(Records that describe figures)
_ _ _
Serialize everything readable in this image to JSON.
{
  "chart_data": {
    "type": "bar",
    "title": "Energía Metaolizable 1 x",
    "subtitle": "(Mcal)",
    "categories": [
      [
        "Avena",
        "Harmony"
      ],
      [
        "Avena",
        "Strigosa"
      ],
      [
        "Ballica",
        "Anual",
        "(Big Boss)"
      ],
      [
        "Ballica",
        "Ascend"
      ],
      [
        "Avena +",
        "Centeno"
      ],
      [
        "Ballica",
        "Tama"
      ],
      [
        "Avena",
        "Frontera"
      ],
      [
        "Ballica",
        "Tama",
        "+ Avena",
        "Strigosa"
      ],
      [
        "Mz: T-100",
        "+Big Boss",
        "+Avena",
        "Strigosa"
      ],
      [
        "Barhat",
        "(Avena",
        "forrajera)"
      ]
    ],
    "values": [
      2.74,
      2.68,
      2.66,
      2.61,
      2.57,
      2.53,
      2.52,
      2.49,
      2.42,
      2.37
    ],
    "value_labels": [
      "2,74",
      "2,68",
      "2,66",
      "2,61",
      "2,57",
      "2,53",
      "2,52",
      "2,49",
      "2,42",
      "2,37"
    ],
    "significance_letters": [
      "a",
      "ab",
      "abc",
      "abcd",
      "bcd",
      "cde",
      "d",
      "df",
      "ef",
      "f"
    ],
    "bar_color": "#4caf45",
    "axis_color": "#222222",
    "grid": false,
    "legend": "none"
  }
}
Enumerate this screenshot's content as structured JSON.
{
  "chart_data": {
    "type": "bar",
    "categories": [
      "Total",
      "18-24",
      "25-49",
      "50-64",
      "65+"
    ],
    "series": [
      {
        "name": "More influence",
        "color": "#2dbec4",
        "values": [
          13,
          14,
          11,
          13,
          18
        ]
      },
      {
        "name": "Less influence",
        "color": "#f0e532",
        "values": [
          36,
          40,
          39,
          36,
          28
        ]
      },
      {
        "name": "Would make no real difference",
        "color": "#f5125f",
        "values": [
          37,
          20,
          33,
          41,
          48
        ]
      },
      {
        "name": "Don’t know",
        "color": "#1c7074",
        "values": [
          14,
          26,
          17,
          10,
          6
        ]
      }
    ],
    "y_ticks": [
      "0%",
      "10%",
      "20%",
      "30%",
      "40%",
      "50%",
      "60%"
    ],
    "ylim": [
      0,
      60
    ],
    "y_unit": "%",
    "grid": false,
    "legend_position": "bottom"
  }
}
_ _ _
Exercise details — Output the line holding "Enumerate this screenshot's", then every later line through the end of the records above, exactly as given and nothing else.

Task result —
Enumerate this screenshot's content as structured JSON.
{
  "chart_data": {
    "type": "bar",
    "categories": [
      "Total",
      "18-24",
      "25-49",
      "50-64",
      "65+"
    ],
    "series": [
      {
        "name": "More influence",
        "color": "#2dbec4",
        "values": [
          13,
          14,
          11,
          13,
          18
        ]
      },
      {
        "name": "Less influence",
        "color": "#f0e532",
        "values": [
          36,
          40,
          39,
          36,
          28
        ]
      },
      {
        "name": "Would make no real difference",
        "color": "#f5125f",
        "values": [
          37,
          20,
          33,
          41,
          48
        ]
      },
      {
        "name": "Don’t know",
        "color": "#1c7074",
        "values": [
          14,
          26,
          17,
          10,
          6
        ]
      }
    ],
    "y_ticks": [
      "0%",
      "10%",
      "20%",
      "30%",
      "40%",
      "50%",
      "60%"
    ],
    "ylim": [
      0,
      60
    ],
    "y_unit": "%",
    "grid": false,
    "legend_position": "bottom"
  }
}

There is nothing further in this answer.